**DIRECTIONS FOR THIS TASK**
Every line below that contains "Mold" is to be copied.

=== AVAILABLE RECORDS ===

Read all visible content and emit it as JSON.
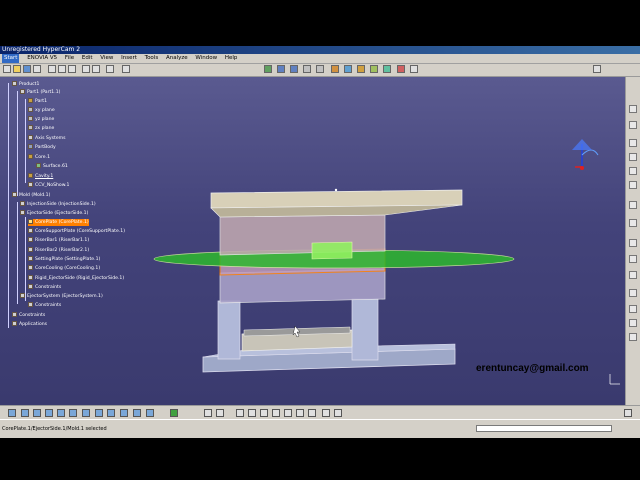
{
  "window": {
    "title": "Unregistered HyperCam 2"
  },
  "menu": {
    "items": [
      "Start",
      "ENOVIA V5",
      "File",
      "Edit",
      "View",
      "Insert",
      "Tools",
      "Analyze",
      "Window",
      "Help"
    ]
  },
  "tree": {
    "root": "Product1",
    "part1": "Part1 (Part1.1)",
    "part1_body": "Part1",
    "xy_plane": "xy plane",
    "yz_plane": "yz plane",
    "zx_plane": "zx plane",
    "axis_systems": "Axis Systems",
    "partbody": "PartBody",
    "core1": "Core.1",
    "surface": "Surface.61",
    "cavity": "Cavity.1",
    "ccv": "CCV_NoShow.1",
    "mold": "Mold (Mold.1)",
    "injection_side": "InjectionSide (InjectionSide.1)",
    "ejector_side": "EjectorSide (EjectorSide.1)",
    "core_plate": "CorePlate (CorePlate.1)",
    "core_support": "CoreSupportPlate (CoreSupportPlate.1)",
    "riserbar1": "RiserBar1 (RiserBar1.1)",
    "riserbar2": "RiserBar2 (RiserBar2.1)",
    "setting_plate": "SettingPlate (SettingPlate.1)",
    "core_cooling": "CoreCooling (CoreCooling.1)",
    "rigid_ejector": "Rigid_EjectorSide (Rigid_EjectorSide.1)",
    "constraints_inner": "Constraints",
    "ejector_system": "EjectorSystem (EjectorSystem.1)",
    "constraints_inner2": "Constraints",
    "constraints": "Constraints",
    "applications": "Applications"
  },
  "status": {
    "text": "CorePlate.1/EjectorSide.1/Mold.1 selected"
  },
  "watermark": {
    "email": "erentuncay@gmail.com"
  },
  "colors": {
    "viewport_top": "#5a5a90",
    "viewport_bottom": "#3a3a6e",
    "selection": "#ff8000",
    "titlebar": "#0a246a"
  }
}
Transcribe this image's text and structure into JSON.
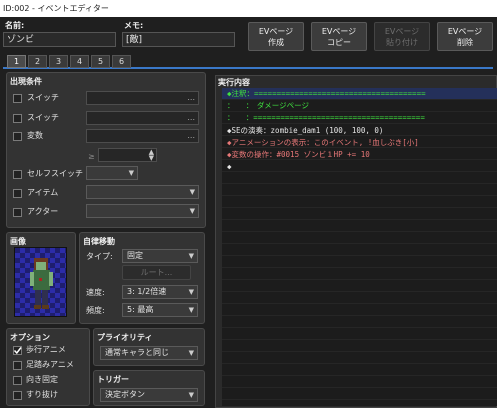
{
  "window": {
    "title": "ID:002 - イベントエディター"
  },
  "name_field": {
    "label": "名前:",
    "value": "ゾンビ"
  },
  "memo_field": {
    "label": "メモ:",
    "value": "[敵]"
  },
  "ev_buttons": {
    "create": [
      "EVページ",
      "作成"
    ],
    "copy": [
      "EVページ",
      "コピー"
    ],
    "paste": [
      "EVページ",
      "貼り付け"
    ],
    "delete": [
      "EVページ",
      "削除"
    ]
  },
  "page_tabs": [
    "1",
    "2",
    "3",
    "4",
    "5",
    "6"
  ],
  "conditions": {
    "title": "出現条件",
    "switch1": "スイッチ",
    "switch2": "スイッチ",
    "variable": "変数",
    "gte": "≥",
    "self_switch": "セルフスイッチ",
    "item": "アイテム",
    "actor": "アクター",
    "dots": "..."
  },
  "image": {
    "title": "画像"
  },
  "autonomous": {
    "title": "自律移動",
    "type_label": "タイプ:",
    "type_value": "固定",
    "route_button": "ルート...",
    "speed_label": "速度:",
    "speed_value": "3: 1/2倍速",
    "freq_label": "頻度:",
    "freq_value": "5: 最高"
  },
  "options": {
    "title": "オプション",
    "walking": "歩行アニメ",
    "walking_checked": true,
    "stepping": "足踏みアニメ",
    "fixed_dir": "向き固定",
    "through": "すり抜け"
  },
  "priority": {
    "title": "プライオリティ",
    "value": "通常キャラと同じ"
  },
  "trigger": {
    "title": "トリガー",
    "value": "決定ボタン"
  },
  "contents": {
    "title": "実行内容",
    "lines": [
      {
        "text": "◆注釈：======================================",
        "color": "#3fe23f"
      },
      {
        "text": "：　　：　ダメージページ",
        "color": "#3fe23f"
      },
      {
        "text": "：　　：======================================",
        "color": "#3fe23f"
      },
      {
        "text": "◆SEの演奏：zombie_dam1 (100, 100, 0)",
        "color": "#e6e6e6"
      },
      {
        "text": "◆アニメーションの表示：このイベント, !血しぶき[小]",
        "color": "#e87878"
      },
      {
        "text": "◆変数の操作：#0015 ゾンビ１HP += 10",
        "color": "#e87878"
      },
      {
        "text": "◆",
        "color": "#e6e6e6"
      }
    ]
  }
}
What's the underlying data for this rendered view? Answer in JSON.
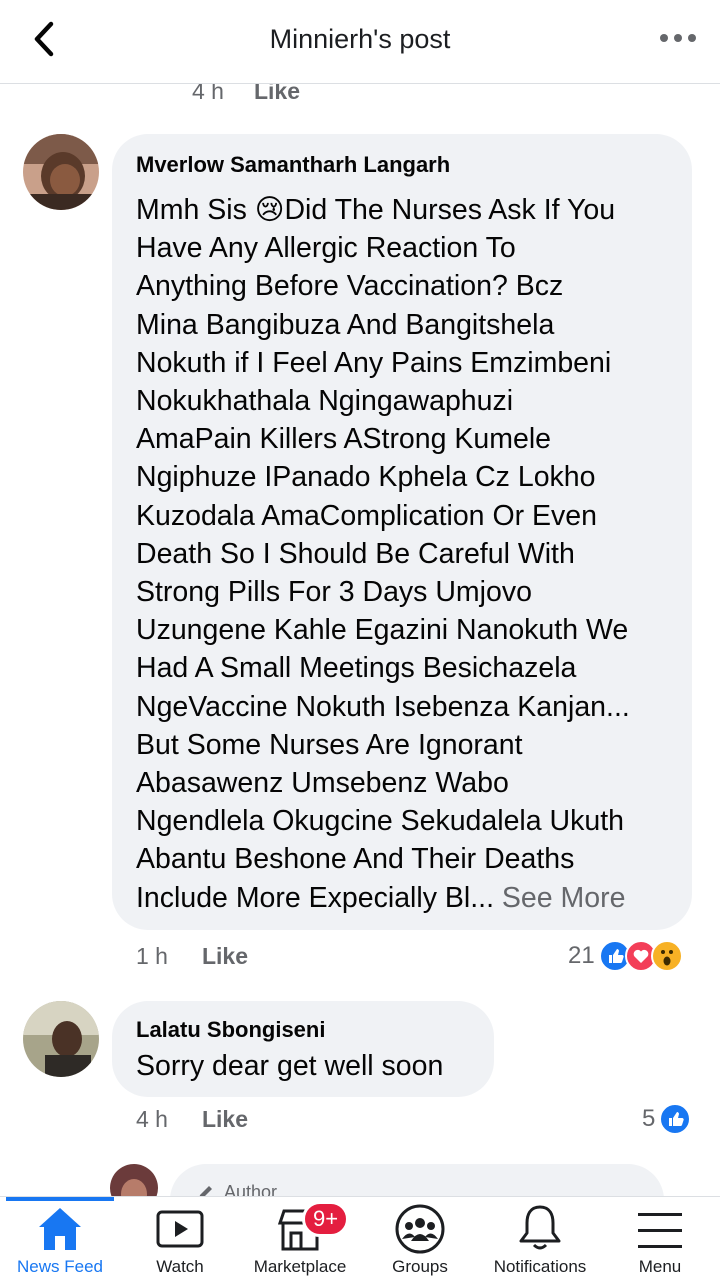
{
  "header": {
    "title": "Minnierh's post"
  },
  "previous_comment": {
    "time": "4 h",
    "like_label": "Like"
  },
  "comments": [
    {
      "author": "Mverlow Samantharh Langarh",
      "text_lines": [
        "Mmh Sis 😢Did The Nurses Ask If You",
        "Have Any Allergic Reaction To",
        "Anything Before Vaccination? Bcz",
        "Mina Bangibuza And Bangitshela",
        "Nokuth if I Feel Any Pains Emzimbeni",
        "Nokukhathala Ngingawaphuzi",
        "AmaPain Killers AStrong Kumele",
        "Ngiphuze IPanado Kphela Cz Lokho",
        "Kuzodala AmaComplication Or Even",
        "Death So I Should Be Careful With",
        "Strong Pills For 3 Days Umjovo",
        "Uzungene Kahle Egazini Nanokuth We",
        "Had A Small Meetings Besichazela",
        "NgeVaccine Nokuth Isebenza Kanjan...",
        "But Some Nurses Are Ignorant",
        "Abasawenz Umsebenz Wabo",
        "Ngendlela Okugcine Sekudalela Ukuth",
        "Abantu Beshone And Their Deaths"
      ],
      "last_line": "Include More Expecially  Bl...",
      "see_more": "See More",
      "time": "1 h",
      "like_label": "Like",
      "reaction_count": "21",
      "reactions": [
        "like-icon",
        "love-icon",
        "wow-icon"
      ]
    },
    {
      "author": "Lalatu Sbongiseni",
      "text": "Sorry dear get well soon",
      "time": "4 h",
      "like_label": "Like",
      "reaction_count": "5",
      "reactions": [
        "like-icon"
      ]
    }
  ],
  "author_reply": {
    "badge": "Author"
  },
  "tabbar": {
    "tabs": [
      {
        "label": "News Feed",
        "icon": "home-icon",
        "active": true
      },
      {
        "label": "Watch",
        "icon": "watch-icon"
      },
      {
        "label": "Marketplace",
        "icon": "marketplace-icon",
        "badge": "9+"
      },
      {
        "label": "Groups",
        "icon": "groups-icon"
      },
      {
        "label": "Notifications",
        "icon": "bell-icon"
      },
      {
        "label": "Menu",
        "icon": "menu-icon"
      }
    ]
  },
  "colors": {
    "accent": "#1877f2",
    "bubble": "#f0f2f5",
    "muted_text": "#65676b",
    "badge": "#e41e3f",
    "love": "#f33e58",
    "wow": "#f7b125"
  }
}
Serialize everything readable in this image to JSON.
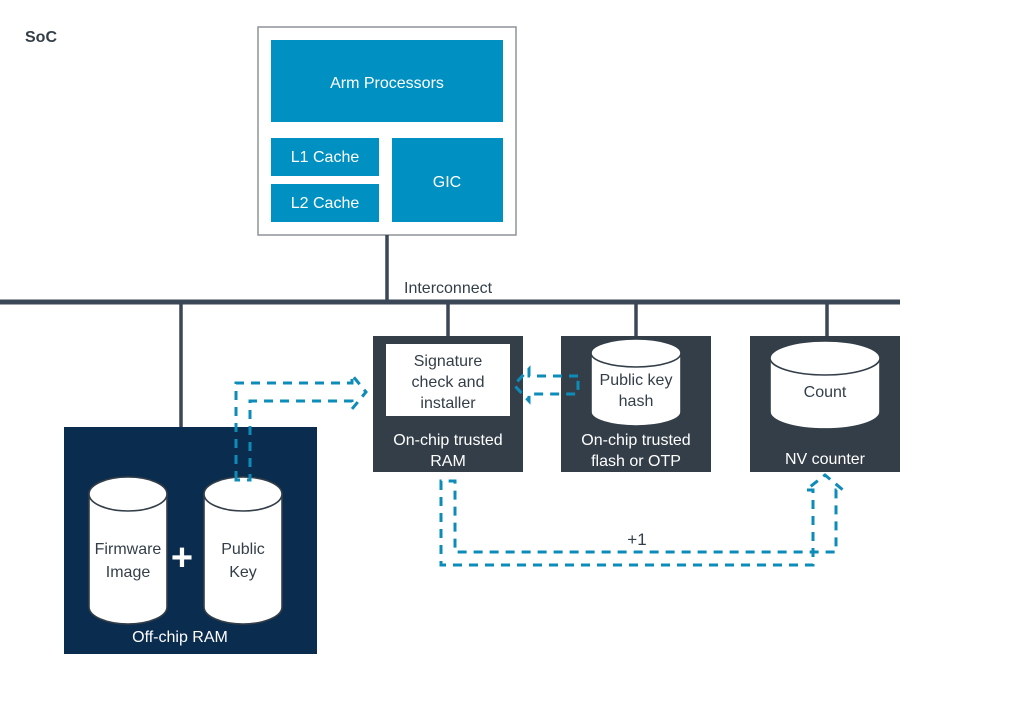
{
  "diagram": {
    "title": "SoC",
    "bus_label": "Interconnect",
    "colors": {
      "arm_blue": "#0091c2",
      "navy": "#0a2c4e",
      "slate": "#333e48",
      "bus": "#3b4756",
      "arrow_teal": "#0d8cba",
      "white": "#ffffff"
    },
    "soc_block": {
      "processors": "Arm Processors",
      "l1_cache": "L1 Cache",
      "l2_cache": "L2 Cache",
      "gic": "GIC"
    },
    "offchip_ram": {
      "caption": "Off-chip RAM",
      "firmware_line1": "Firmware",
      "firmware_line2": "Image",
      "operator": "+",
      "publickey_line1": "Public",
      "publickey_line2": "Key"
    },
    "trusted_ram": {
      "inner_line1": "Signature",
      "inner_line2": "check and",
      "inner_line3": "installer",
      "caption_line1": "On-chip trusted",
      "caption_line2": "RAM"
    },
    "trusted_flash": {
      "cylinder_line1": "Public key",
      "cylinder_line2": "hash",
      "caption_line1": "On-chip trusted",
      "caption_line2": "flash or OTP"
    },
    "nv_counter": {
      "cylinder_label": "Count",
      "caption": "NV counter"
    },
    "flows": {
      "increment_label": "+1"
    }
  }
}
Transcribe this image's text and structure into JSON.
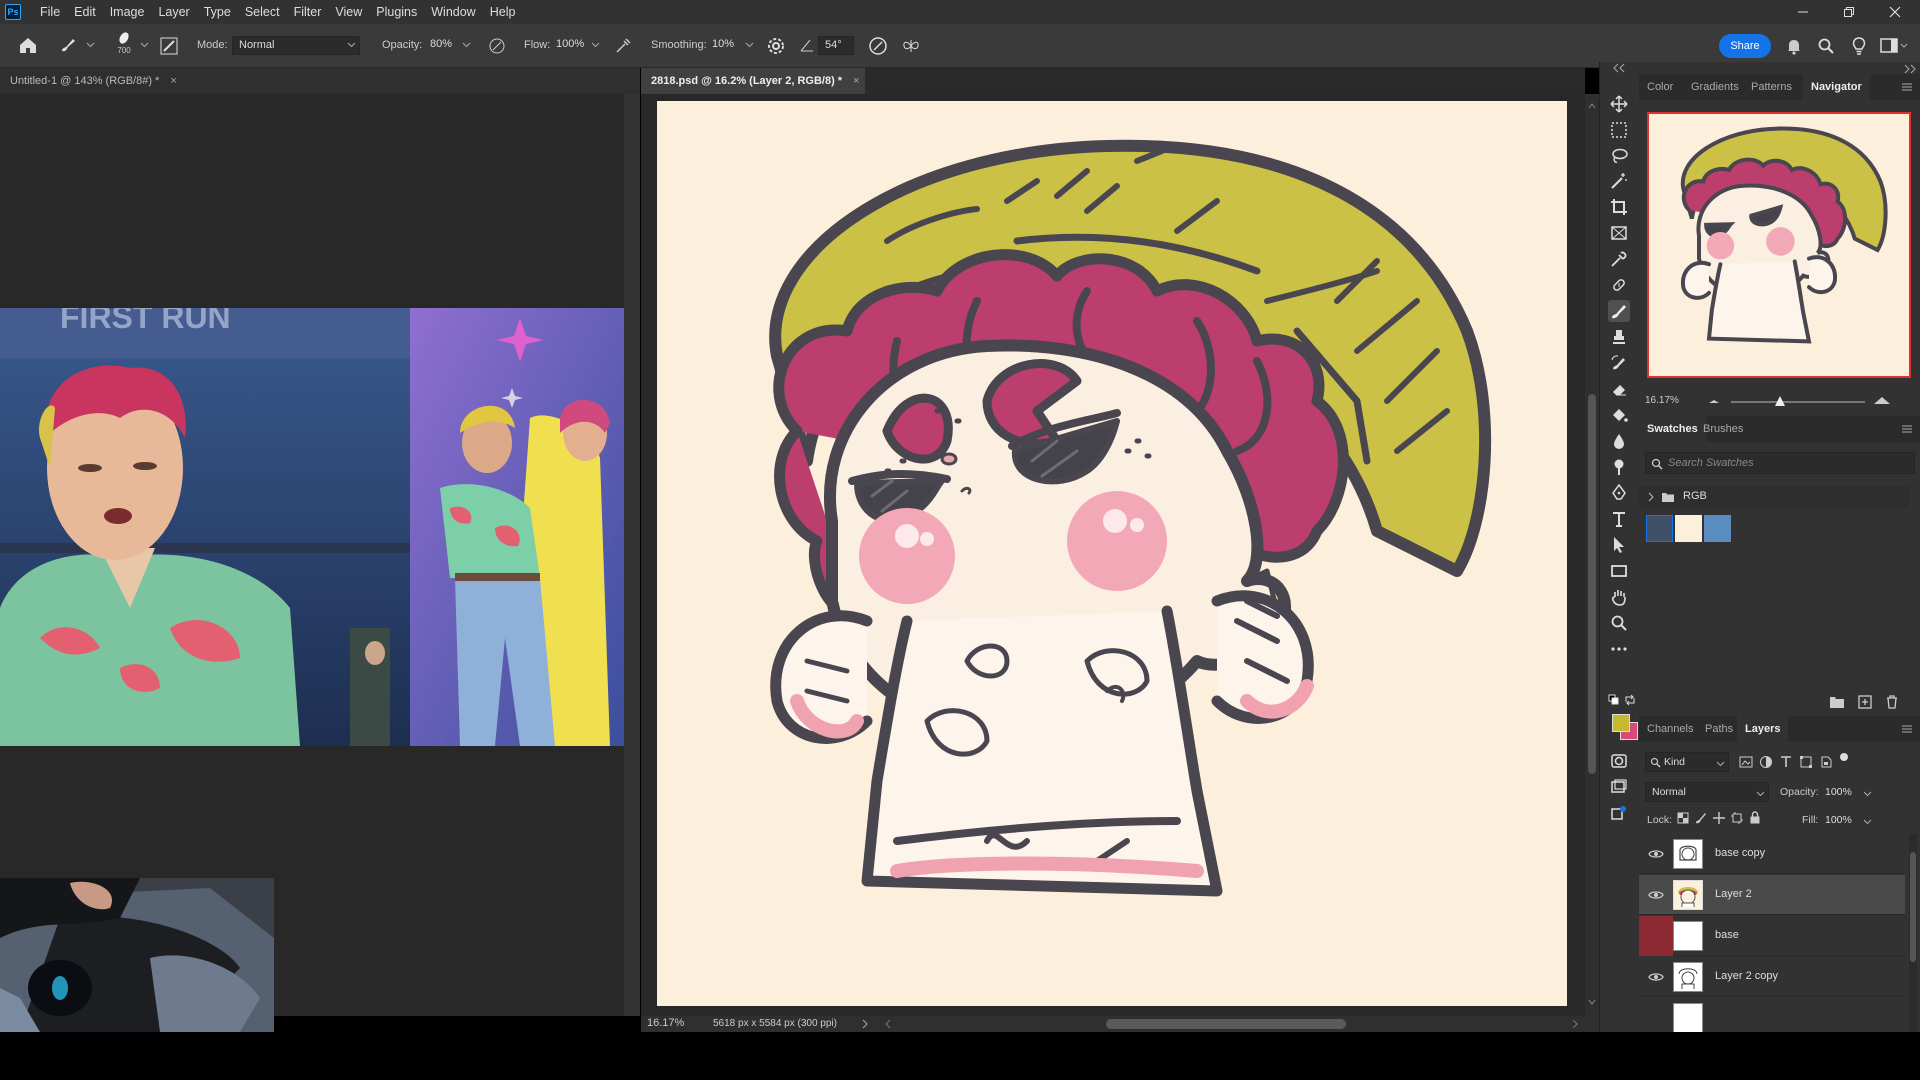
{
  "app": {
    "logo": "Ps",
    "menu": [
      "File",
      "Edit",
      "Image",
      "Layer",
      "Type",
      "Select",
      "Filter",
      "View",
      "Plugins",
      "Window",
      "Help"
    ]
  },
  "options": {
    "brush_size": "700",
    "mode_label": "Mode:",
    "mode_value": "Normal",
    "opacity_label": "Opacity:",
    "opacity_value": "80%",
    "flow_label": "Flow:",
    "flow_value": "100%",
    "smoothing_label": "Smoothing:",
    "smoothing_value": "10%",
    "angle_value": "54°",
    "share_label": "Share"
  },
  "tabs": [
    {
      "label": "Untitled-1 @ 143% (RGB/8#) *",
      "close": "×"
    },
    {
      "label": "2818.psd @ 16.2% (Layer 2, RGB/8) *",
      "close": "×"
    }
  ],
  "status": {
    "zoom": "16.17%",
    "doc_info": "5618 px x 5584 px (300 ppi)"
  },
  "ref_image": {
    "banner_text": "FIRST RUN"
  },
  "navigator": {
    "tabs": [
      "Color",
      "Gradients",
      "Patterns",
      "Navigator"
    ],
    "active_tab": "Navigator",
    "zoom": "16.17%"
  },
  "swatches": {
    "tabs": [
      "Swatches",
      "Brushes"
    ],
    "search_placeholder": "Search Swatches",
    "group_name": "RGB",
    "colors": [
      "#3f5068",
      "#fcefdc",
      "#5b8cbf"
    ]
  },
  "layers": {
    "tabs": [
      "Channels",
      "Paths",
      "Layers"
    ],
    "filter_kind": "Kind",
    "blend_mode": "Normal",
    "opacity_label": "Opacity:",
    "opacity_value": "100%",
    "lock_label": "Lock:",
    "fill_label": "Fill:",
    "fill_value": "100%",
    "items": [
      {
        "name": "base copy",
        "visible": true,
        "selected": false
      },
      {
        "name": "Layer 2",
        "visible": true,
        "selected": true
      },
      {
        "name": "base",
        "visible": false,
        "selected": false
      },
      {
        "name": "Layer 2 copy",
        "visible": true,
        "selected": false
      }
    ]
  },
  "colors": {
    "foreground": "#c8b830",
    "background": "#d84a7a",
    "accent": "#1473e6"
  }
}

===

**EXERCISE ANSWER**
    "mold": "Mold (Mold.1)",
    "text": "CorePlate.1/EjectorSide.1/Mold.1 selected"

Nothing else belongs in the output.